= INPUT DATA =
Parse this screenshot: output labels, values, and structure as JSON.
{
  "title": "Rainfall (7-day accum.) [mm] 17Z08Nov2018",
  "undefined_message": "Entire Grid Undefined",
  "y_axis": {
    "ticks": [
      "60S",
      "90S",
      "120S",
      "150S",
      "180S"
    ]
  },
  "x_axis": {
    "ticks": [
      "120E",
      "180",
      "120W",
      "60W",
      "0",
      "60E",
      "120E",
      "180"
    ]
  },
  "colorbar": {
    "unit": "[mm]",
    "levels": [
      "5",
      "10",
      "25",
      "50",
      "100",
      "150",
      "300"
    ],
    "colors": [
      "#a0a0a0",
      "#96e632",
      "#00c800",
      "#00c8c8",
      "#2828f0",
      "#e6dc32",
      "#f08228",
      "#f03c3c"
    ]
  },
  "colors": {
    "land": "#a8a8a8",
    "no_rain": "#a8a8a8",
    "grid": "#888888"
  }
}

==

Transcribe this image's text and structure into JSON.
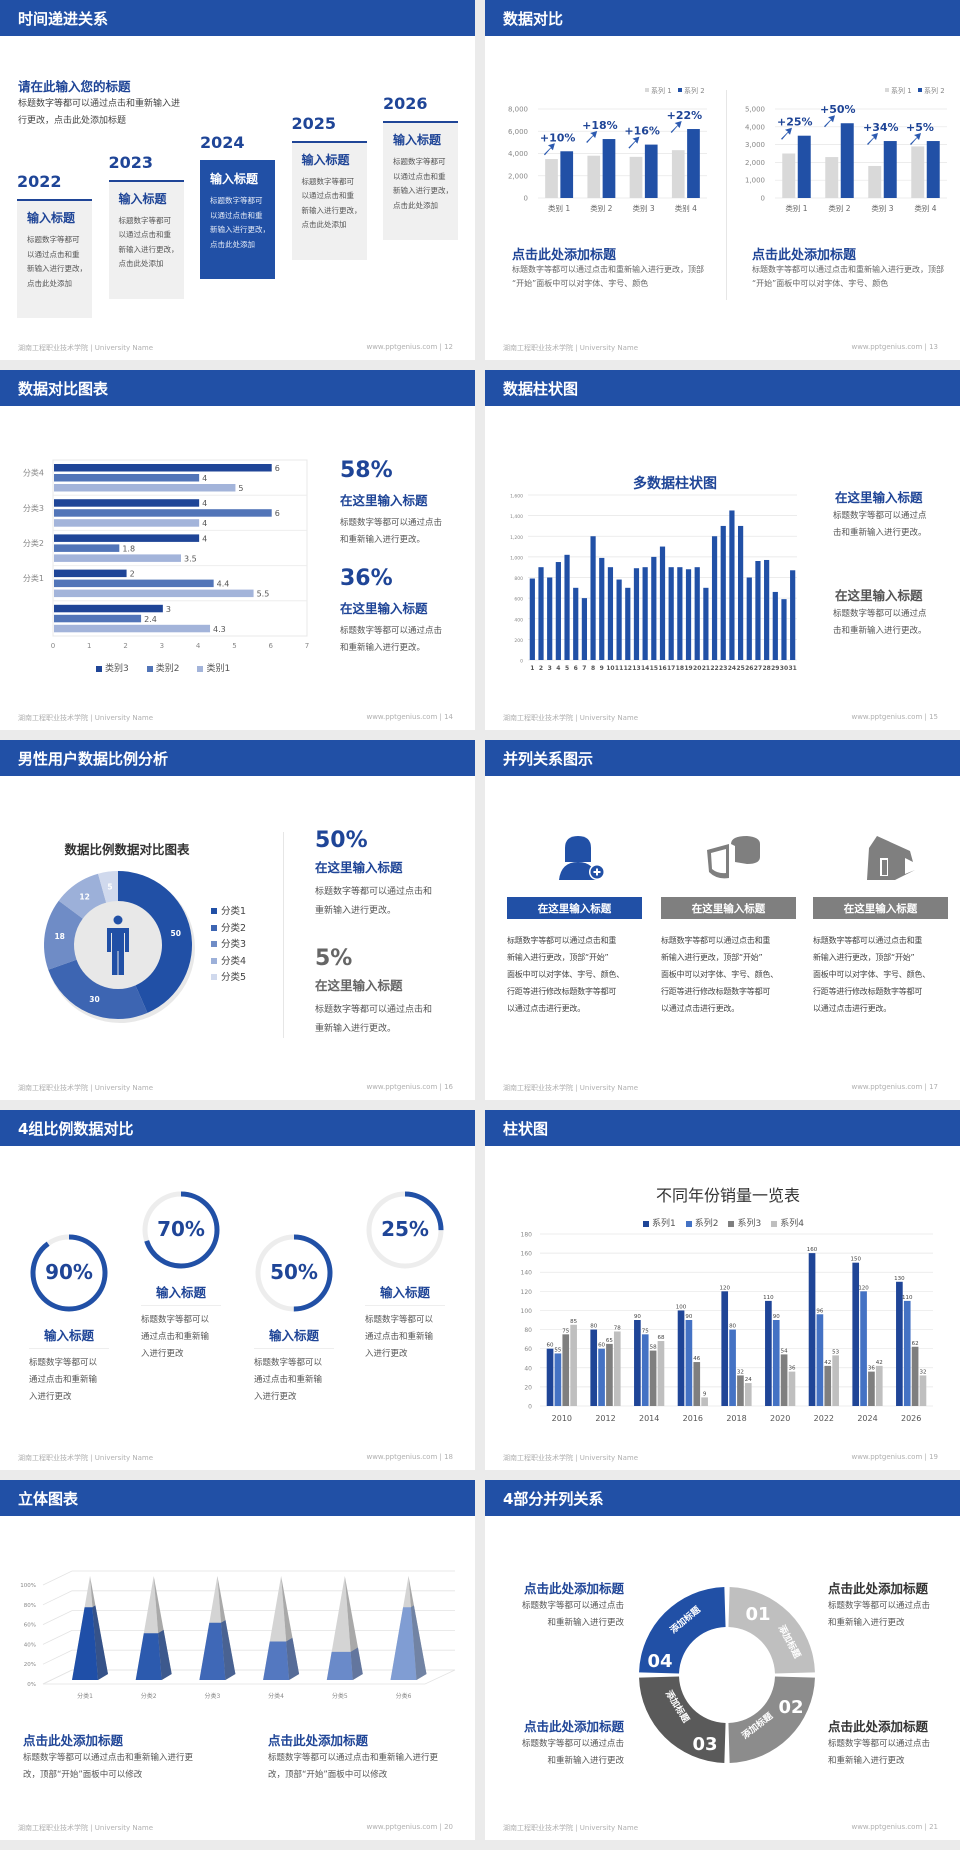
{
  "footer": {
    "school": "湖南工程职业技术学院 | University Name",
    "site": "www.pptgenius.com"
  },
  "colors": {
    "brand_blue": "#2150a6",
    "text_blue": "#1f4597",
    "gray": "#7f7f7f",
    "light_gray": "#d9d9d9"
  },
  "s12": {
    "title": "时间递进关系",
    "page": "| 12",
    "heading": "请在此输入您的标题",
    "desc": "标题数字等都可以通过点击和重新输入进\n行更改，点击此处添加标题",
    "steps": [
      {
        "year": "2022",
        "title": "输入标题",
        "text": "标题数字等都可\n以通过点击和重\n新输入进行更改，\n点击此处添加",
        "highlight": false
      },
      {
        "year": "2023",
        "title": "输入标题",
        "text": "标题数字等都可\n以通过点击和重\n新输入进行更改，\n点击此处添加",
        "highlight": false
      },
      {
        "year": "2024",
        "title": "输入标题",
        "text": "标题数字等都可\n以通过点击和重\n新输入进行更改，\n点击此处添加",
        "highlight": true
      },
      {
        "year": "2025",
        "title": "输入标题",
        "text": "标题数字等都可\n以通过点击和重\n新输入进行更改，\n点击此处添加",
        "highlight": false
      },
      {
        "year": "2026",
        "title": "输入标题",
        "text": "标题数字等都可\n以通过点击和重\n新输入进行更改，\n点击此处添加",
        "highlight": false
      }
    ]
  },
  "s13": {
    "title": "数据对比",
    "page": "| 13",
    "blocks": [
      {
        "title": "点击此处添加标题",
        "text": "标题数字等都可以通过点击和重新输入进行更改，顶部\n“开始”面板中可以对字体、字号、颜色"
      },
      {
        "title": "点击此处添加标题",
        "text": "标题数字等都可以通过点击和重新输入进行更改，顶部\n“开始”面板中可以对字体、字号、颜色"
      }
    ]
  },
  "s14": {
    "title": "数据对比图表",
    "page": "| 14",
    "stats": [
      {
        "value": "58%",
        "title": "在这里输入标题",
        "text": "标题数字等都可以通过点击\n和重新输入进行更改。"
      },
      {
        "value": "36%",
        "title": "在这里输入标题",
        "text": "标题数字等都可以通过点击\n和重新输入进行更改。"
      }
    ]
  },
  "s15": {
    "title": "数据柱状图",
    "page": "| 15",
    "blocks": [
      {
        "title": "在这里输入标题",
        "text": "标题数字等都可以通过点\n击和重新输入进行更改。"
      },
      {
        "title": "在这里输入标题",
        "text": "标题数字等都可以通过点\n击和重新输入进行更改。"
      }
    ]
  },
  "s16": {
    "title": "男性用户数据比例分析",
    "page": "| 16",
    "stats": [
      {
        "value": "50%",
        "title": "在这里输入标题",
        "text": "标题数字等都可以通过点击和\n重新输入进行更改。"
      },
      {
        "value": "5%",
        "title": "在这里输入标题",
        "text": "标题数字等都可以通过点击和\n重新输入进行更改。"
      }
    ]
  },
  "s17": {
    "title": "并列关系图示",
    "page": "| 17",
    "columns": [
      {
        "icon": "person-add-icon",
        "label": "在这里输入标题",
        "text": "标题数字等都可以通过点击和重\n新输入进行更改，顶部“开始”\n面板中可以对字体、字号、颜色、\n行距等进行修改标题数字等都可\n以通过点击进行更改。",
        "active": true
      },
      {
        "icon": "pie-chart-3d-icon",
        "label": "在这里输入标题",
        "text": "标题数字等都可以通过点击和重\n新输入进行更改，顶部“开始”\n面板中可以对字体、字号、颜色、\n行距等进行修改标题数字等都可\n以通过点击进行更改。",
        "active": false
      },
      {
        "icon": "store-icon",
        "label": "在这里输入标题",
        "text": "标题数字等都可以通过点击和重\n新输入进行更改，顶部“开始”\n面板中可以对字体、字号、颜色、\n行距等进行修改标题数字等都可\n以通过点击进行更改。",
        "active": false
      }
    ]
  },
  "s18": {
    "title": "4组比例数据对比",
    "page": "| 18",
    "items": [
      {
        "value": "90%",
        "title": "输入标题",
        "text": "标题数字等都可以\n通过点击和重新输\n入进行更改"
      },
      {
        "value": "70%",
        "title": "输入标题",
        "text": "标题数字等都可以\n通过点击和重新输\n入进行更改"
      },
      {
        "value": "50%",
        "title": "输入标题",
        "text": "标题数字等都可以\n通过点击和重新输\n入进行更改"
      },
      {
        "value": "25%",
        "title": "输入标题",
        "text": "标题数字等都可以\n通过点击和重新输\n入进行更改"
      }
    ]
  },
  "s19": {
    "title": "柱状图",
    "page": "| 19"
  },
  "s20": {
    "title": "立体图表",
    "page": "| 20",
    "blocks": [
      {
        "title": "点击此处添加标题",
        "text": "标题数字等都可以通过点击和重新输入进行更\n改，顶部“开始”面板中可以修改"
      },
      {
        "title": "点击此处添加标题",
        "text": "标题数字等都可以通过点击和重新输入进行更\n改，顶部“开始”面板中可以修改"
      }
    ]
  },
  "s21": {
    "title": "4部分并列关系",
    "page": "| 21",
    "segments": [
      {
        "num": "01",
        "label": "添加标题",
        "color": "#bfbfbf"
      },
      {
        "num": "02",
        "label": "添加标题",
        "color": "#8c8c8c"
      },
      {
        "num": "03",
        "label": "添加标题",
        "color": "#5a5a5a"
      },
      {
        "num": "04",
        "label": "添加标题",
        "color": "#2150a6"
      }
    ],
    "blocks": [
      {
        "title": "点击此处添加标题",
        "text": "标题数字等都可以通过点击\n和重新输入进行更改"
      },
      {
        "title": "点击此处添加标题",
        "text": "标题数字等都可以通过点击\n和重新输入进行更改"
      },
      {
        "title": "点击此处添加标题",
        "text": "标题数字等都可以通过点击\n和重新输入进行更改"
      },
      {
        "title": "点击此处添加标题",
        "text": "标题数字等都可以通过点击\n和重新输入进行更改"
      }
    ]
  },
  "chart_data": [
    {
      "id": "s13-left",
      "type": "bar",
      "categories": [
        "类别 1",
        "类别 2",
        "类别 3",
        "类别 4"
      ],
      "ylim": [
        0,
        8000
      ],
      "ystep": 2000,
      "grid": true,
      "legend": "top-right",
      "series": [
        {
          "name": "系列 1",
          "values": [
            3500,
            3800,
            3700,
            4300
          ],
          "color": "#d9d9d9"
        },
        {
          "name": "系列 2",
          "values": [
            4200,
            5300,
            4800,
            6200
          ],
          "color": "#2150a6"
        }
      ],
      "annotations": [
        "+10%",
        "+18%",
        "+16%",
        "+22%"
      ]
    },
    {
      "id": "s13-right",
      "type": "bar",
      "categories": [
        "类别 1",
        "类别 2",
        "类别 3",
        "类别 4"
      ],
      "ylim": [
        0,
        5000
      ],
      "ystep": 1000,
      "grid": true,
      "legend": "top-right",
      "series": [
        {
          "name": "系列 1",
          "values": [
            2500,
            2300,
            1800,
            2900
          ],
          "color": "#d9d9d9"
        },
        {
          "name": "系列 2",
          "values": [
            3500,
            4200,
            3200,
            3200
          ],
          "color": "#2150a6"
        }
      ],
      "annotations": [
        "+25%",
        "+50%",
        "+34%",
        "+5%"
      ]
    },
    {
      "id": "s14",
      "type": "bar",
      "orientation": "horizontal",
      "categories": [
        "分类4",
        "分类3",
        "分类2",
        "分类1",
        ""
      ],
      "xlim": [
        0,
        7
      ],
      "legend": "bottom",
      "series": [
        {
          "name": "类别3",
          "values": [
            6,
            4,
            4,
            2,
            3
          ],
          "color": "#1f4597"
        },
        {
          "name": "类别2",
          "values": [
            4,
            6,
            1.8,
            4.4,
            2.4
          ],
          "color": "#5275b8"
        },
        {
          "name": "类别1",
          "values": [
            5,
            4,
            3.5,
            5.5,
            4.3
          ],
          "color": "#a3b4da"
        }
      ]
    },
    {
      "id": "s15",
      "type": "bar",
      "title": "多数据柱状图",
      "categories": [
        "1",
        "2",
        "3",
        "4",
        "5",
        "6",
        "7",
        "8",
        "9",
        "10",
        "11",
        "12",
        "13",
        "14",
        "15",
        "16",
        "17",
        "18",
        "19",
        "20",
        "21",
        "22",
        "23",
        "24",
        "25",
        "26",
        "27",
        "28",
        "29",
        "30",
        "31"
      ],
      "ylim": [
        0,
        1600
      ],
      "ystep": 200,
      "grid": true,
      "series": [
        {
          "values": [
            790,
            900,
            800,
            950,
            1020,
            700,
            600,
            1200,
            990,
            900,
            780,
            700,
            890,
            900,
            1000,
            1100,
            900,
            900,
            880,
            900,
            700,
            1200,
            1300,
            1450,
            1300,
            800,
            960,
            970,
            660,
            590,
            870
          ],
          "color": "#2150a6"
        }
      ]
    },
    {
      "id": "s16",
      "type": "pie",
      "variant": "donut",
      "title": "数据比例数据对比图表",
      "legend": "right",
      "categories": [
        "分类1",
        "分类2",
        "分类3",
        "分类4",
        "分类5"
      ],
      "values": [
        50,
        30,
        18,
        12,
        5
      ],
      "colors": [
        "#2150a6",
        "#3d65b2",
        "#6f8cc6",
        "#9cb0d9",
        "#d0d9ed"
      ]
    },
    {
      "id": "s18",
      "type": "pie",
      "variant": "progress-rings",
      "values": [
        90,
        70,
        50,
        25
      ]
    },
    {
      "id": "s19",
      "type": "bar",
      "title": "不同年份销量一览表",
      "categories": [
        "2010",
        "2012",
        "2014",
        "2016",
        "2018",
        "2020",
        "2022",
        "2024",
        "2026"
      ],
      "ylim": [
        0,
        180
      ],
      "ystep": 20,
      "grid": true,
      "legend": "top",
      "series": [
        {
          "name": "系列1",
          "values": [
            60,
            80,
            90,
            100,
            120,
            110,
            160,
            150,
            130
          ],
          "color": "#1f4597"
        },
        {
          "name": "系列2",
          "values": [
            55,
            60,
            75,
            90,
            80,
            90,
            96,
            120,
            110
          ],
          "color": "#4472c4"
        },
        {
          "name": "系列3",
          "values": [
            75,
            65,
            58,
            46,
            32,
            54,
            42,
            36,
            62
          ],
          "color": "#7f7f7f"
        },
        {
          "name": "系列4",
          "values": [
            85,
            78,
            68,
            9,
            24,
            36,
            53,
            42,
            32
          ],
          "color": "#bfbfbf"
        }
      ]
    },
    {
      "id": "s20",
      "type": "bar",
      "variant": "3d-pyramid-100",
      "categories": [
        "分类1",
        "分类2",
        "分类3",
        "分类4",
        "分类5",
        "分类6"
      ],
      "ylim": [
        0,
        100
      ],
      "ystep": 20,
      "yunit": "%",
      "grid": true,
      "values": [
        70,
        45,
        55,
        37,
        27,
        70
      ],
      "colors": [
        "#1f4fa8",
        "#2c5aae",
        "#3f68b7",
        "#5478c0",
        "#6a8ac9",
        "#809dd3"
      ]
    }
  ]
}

= WHAT IS EXPECTED =
Gather from the records above every line containing the string "this".

= WRITTEN RESPONSE =
Parse this screenshot: output labels, values, and structure as JSON.
Transcribe this image's text and structure into JSON.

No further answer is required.